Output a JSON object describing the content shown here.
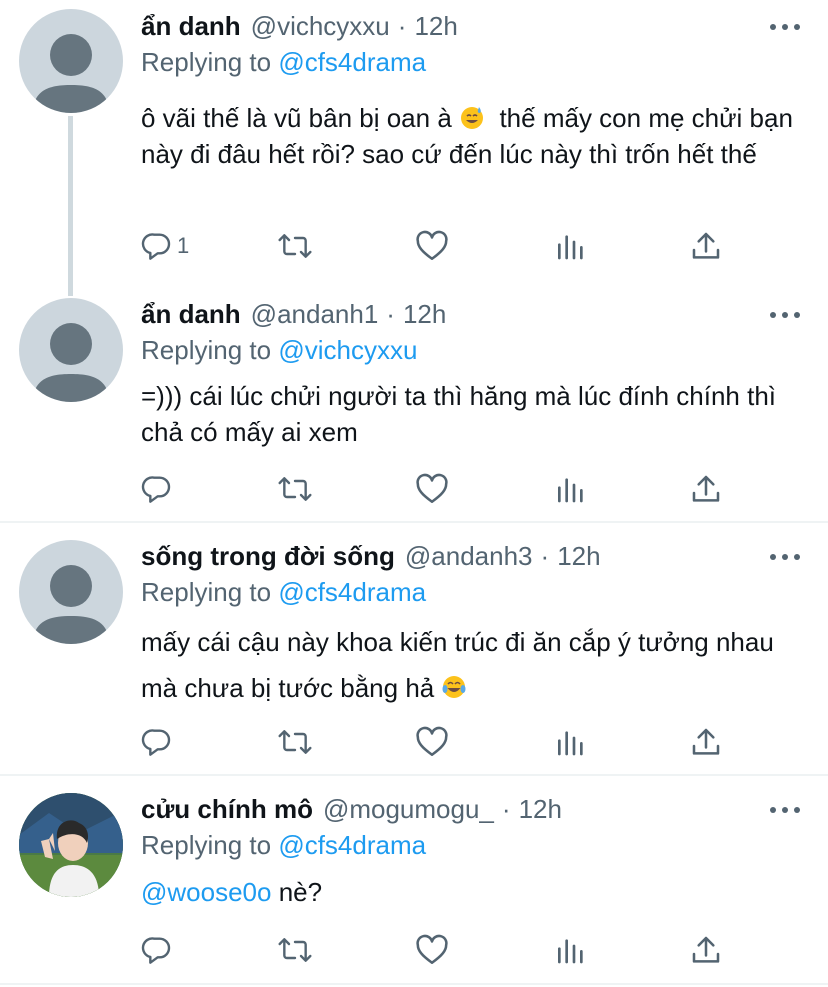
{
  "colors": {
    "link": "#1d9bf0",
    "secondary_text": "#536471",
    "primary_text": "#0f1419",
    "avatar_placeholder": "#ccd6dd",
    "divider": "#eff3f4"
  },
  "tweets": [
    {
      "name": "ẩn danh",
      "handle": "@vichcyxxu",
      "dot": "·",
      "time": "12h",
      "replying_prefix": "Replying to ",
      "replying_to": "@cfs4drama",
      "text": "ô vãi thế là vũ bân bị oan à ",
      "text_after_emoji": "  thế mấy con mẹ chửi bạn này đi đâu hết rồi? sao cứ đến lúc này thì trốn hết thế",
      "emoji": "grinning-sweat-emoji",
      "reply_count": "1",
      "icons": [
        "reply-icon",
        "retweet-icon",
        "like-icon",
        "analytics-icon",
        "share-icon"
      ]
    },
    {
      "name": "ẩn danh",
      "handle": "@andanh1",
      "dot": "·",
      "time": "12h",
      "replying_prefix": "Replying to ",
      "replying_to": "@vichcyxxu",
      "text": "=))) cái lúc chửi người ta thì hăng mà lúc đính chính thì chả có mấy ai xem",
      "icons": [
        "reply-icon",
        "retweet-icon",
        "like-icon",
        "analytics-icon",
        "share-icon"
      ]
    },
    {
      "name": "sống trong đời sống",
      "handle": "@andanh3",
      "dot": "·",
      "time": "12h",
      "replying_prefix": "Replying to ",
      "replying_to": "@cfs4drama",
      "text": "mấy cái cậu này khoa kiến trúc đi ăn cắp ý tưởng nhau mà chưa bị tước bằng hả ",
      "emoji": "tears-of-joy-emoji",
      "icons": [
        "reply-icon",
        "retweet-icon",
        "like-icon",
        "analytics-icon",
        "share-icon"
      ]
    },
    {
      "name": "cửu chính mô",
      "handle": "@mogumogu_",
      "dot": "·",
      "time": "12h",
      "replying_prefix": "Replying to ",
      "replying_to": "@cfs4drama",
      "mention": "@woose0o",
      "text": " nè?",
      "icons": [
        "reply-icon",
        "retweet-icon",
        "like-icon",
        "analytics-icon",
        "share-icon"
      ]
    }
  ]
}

Your goal - Go through the material and select each line with the string "name" in it.

Full solution -
      "name": "ẩn danh",
      "name": "ẩn danh",
      "name": "sống trong đời sống",
      "name": "cửu chính mô",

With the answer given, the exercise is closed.